- _Stated task_
Set down the whole listing verbatim.

-------- The data

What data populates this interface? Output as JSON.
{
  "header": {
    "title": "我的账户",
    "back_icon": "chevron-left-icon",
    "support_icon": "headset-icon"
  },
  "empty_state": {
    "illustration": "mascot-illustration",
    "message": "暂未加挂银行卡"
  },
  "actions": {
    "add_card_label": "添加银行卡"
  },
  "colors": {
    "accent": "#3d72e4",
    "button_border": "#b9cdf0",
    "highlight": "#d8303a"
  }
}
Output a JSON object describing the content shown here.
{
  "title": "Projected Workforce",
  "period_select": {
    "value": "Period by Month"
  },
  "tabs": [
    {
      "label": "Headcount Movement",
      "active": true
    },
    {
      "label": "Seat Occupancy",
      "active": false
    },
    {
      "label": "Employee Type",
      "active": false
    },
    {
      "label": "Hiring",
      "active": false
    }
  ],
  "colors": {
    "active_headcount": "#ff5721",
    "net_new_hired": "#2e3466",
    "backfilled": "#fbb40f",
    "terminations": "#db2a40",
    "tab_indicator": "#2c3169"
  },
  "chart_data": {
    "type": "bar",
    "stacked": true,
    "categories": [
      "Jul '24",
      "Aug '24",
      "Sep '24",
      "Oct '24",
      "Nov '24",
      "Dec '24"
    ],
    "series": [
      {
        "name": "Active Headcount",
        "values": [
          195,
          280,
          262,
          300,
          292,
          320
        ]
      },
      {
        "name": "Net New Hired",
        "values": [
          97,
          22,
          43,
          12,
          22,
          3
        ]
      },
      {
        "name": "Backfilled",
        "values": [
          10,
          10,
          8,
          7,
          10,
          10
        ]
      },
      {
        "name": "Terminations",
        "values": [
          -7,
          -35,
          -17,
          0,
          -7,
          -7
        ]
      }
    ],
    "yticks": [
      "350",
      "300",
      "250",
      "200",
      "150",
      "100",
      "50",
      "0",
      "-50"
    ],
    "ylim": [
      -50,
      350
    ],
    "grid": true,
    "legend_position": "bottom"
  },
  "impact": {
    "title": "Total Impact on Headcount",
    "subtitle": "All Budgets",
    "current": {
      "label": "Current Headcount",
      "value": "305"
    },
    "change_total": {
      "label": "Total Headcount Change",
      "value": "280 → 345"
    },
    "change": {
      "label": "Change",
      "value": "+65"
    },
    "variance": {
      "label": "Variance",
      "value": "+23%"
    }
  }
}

----------------

- _Answer to the exercise_
What data populates this interface? Output as JSON.
{
  "header": {
    "title": "我的账户",
    "back_icon": "chevron-left-icon",
    "support_icon": "headset-icon"
  },
  "empty_state": {
    "illustration": "mascot-illustration",
    "message": "暂未加挂银行卡"
  },
  "actions": {
    "add_card_label": "添加银行卡"
  },
  "colors": {
    "accent": "#3d72e4",
    "button_border": "#b9cdf0",
    "highlight": "#d8303a"
  }
}
Output a JSON object describing the content shown here.
{
  "title": "Projected Workforce",
  "period_select": {
    "value": "Period by Month"
  },
  "tabs": [
    {
      "label": "Headcount Movement",
      "active": true
    },
    {
      "label": "Seat Occupancy",
      "active": false
    },
    {
      "label": "Employee Type",
      "active": false
    },
    {
      "label": "Hiring",
      "active": false
    }
  ],
  "colors": {
    "active_headcount": "#ff5721",
    "net_new_hired": "#2e3466",
    "backfilled": "#fbb40f",
    "terminations": "#db2a40",
    "tab_indicator": "#2c3169"
  },
  "chart_data": {
    "type": "bar",
    "stacked": true,
    "categories": [
      "Jul '24",
      "Aug '24",
      "Sep '24",
      "Oct '24",
      "Nov '24",
      "Dec '24"
    ],
    "series": [
      {
        "name": "Active Headcount",
        "values": [
          195,
          280,
          262,
          300,
          292,
          320
        ]
      },
      {
        "name": "Net New Hired",
        "values": [
          97,
          22,
          43,
          12,
          22,
          3
        ]
      },
      {
        "name": "Backfilled",
        "values": [
          10,
          10,
          8,
          7,
          10,
          10
        ]
      },
      {
        "name": "Terminations",
        "values": [
          -7,
          -35,
          -17,
          0,
          -7,
          -7
        ]
      }
    ],
    "yticks": [
      "350",
      "300",
      "250",
      "200",
      "150",
      "100",
      "50",
      "0",
      "-50"
    ],
    "ylim": [
      -50,
      350
    ],
    "grid": true,
    "legend_position": "bottom"
  },
  "impact": {
    "title": "Total Impact on Headcount",
    "subtitle": "All Budgets",
    "current": {
      "label": "Current Headcount",
      "value": "305"
    },
    "change_total": {
      "label": "Total Headcount Change",
      "value": "280 → 345"
    },
    "change": {
      "label": "Change",
      "value": "+65"
    },
    "variance": {
      "label": "Variance",
      "value": "+23%"
    }
  }
}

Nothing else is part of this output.